## THE REQUEST
Reproduce all records verbatim.
──────── RECORDS SUPPLIED
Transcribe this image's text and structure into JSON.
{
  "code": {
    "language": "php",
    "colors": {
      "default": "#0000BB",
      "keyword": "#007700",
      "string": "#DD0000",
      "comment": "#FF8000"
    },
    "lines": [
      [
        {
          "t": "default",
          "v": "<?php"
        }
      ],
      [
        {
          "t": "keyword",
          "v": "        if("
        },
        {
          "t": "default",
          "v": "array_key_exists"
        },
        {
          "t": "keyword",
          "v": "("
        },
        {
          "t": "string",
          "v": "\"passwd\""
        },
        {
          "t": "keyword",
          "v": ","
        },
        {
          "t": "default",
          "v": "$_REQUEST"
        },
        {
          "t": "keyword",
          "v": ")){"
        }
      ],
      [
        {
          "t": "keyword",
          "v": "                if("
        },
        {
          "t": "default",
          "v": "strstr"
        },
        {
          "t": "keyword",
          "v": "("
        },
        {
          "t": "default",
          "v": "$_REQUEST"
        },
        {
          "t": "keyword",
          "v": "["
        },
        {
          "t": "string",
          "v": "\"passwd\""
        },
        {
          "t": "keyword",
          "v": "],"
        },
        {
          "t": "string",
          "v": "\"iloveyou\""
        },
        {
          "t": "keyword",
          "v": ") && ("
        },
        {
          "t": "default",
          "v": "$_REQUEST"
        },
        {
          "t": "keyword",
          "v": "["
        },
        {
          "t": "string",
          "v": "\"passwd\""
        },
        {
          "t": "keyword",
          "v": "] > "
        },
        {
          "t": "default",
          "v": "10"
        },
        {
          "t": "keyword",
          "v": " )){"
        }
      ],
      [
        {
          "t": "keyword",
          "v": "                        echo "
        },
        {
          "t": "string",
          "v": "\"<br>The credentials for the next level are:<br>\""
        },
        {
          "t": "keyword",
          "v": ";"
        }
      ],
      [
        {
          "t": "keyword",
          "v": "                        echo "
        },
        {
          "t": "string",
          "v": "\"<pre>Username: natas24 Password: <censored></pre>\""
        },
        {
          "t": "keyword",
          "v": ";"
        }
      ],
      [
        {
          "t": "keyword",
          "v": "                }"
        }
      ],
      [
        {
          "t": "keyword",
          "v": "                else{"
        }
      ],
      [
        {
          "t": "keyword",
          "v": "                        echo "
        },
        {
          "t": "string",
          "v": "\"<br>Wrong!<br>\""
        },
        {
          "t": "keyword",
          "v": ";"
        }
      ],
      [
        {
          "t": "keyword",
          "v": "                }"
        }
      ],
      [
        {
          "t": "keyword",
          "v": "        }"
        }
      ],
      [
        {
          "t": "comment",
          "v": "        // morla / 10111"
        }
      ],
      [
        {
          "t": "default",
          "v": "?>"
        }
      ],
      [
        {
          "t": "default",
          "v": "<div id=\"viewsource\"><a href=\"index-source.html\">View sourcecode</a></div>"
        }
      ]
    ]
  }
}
────────────────
## THE RESULT
Transcribe this image's text and structure into JSON.
{
  "code": {
    "language": "php",
    "colors": {
      "default": "#0000BB",
      "keyword": "#007700",
      "string": "#DD0000",
      "comment": "#FF8000"
    },
    "lines": [
      [
        {
          "t": "default",
          "v": "<?php"
        }
      ],
      [
        {
          "t": "keyword",
          "v": "        if("
        },
        {
          "t": "default",
          "v": "array_key_exists"
        },
        {
          "t": "keyword",
          "v": "("
        },
        {
          "t": "string",
          "v": "\"passwd\""
        },
        {
          "t": "keyword",
          "v": ","
        },
        {
          "t": "default",
          "v": "$_REQUEST"
        },
        {
          "t": "keyword",
          "v": ")){"
        }
      ],
      [
        {
          "t": "keyword",
          "v": "                if("
        },
        {
          "t": "default",
          "v": "strstr"
        },
        {
          "t": "keyword",
          "v": "("
        },
        {
          "t": "default",
          "v": "$_REQUEST"
        },
        {
          "t": "keyword",
          "v": "["
        },
        {
          "t": "string",
          "v": "\"passwd\""
        },
        {
          "t": "keyword",
          "v": "],"
        },
        {
          "t": "string",
          "v": "\"iloveyou\""
        },
        {
          "t": "keyword",
          "v": ") && ("
        },
        {
          "t": "default",
          "v": "$_REQUEST"
        },
        {
          "t": "keyword",
          "v": "["
        },
        {
          "t": "string",
          "v": "\"passwd\""
        },
        {
          "t": "keyword",
          "v": "] > "
        },
        {
          "t": "default",
          "v": "10"
        },
        {
          "t": "keyword",
          "v": " )){"
        }
      ],
      [
        {
          "t": "keyword",
          "v": "                        echo "
        },
        {
          "t": "string",
          "v": "\"<br>The credentials for the next level are:<br>\""
        },
        {
          "t": "keyword",
          "v": ";"
        }
      ],
      [
        {
          "t": "keyword",
          "v": "                        echo "
        },
        {
          "t": "string",
          "v": "\"<pre>Username: natas24 Password: <censored></pre>\""
        },
        {
          "t": "keyword",
          "v": ";"
        }
      ],
      [
        {
          "t": "keyword",
          "v": "                }"
        }
      ],
      [
        {
          "t": "keyword",
          "v": "                else{"
        }
      ],
      [
        {
          "t": "keyword",
          "v": "                        echo "
        },
        {
          "t": "string",
          "v": "\"<br>Wrong!<br>\""
        },
        {
          "t": "keyword",
          "v": ";"
        }
      ],
      [
        {
          "t": "keyword",
          "v": "                }"
        }
      ],
      [
        {
          "t": "keyword",
          "v": "        }"
        }
      ],
      [
        {
          "t": "comment",
          "v": "        // morla / 10111"
        }
      ],
      [
        {
          "t": "default",
          "v": "?>"
        }
      ],
      [
        {
          "t": "default",
          "v": "<div id=\"viewsource\"><a href=\"index-source.html\">View sourcecode</a></div>"
        }
      ]
    ]
  }
}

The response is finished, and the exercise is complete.